* _Instruction_
Every line of the records below should be restated exactly.

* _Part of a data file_
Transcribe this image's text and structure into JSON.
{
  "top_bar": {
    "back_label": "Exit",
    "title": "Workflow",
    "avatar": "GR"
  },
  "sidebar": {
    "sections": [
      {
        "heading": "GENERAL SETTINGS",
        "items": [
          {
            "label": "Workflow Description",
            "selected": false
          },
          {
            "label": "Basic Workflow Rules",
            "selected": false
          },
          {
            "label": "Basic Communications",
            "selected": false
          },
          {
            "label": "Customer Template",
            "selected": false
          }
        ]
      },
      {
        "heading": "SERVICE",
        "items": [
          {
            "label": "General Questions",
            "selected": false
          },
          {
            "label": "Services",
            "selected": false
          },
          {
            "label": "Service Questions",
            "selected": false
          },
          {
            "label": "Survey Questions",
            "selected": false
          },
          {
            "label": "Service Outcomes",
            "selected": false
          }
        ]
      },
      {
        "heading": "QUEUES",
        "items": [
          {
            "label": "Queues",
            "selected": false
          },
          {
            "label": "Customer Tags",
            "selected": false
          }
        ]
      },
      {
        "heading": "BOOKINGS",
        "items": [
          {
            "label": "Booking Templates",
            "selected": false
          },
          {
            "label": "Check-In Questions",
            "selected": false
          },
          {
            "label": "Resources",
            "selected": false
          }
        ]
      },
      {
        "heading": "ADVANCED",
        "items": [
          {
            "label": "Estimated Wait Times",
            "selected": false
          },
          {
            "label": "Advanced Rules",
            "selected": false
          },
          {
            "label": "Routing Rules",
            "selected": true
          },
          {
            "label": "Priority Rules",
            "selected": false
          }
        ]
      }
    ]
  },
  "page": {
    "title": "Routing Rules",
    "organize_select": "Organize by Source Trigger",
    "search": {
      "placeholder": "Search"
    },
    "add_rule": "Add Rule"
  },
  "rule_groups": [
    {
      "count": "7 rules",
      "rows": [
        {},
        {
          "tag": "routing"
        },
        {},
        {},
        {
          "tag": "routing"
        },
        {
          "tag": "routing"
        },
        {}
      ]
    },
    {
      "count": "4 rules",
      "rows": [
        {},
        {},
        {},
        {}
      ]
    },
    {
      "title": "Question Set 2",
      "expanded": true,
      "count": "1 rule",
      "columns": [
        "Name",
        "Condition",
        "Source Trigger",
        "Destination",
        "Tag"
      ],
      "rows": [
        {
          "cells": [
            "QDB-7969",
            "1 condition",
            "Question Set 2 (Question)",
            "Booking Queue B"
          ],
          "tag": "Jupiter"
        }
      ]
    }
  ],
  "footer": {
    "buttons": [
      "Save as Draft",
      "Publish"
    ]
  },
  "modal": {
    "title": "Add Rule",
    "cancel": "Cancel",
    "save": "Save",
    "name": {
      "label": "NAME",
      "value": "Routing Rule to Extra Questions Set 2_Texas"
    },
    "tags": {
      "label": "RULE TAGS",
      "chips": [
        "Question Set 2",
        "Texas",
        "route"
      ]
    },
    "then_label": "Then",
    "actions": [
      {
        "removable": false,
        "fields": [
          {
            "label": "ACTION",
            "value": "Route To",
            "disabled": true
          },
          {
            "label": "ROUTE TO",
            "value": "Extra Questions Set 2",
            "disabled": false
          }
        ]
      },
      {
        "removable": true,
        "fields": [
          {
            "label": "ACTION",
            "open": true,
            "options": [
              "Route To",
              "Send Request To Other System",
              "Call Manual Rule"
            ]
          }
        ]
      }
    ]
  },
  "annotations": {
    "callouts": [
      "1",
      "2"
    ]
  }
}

* _Response to this task_
Transcribe this image's text and structure into JSON.
{
  "top_bar": {
    "back_label": "Exit",
    "title": "Workflow",
    "avatar": "GR"
  },
  "sidebar": {
    "sections": [
      {
        "heading": "GENERAL SETTINGS",
        "items": [
          {
            "label": "Workflow Description",
            "selected": false
          },
          {
            "label": "Basic Workflow Rules",
            "selected": false
          },
          {
            "label": "Basic Communications",
            "selected": false
          },
          {
            "label": "Customer Template",
            "selected": false
          }
        ]
      },
      {
        "heading": "SERVICE",
        "items": [
          {
            "label": "General Questions",
            "selected": false
          },
          {
            "label": "Services",
            "selected": false
          },
          {
            "label": "Service Questions",
            "selected": false
          },
          {
            "label": "Survey Questions",
            "selected": false
          },
          {
            "label": "Service Outcomes",
            "selected": false
          }
        ]
      },
      {
        "heading": "QUEUES",
        "items": [
          {
            "label": "Queues",
            "selected": false
          },
          {
            "label": "Customer Tags",
            "selected": false
          }
        ]
      },
      {
        "heading": "BOOKINGS",
        "items": [
          {
            "label": "Booking Templates",
            "selected": false
          },
          {
            "label": "Check-In Questions",
            "selected": false
          },
          {
            "label": "Resources",
            "selected": false
          }
        ]
      },
      {
        "heading": "ADVANCED",
        "items": [
          {
            "label": "Estimated Wait Times",
            "selected": false
          },
          {
            "label": "Advanced Rules",
            "selected": false
          },
          {
            "label": "Routing Rules",
            "selected": true
          },
          {
            "label": "Priority Rules",
            "selected": false
          }
        ]
      }
    ]
  },
  "page": {
    "title": "Routing Rules",
    "organize_select": "Organize by Source Trigger",
    "search": {
      "placeholder": "Search"
    },
    "add_rule": "Add Rule"
  },
  "rule_groups": [
    {
      "count": "7 rules",
      "rows": [
        {},
        {
          "tag": "routing"
        },
        {},
        {},
        {
          "tag": "routing"
        },
        {
          "tag": "routing"
        },
        {}
      ]
    },
    {
      "count": "4 rules",
      "rows": [
        {},
        {},
        {},
        {}
      ]
    },
    {
      "title": "Question Set 2",
      "expanded": true,
      "count": "1 rule",
      "columns": [
        "Name",
        "Condition",
        "Source Trigger",
        "Destination",
        "Tag"
      ],
      "rows": [
        {
          "cells": [
            "QDB-7969",
            "1 condition",
            "Question Set 2 (Question)",
            "Booking Queue B"
          ],
          "tag": "Jupiter"
        }
      ]
    }
  ],
  "footer": {
    "buttons": [
      "Save as Draft",
      "Publish"
    ]
  },
  "modal": {
    "title": "Add Rule",
    "cancel": "Cancel",
    "save": "Save",
    "name": {
      "label": "NAME",
      "value": "Routing Rule to Extra Questions Set 2_Texas"
    },
    "tags": {
      "label": "RULE TAGS",
      "chips": [
        "Question Set 2",
        "Texas",
        "route"
      ]
    },
    "then_label": "Then",
    "actions": [
      {
        "removable": false,
        "fields": [
          {
            "label": "ACTION",
            "value": "Route To",
            "disabled": true
          },
          {
            "label": "ROUTE TO",
            "value": "Extra Questions Set 2",
            "disabled": false
          }
        ]
      },
      {
        "removable": true,
        "fields": [
          {
            "label": "ACTION",
            "open": true,
            "options": [
              "Route To",
              "Send Request To Other System",
              "Call Manual Rule"
            ]
          }
        ]
      }
    ]
  },
  "annotations": {
    "callouts": [
      "1",
      "2"
    ]
  }
}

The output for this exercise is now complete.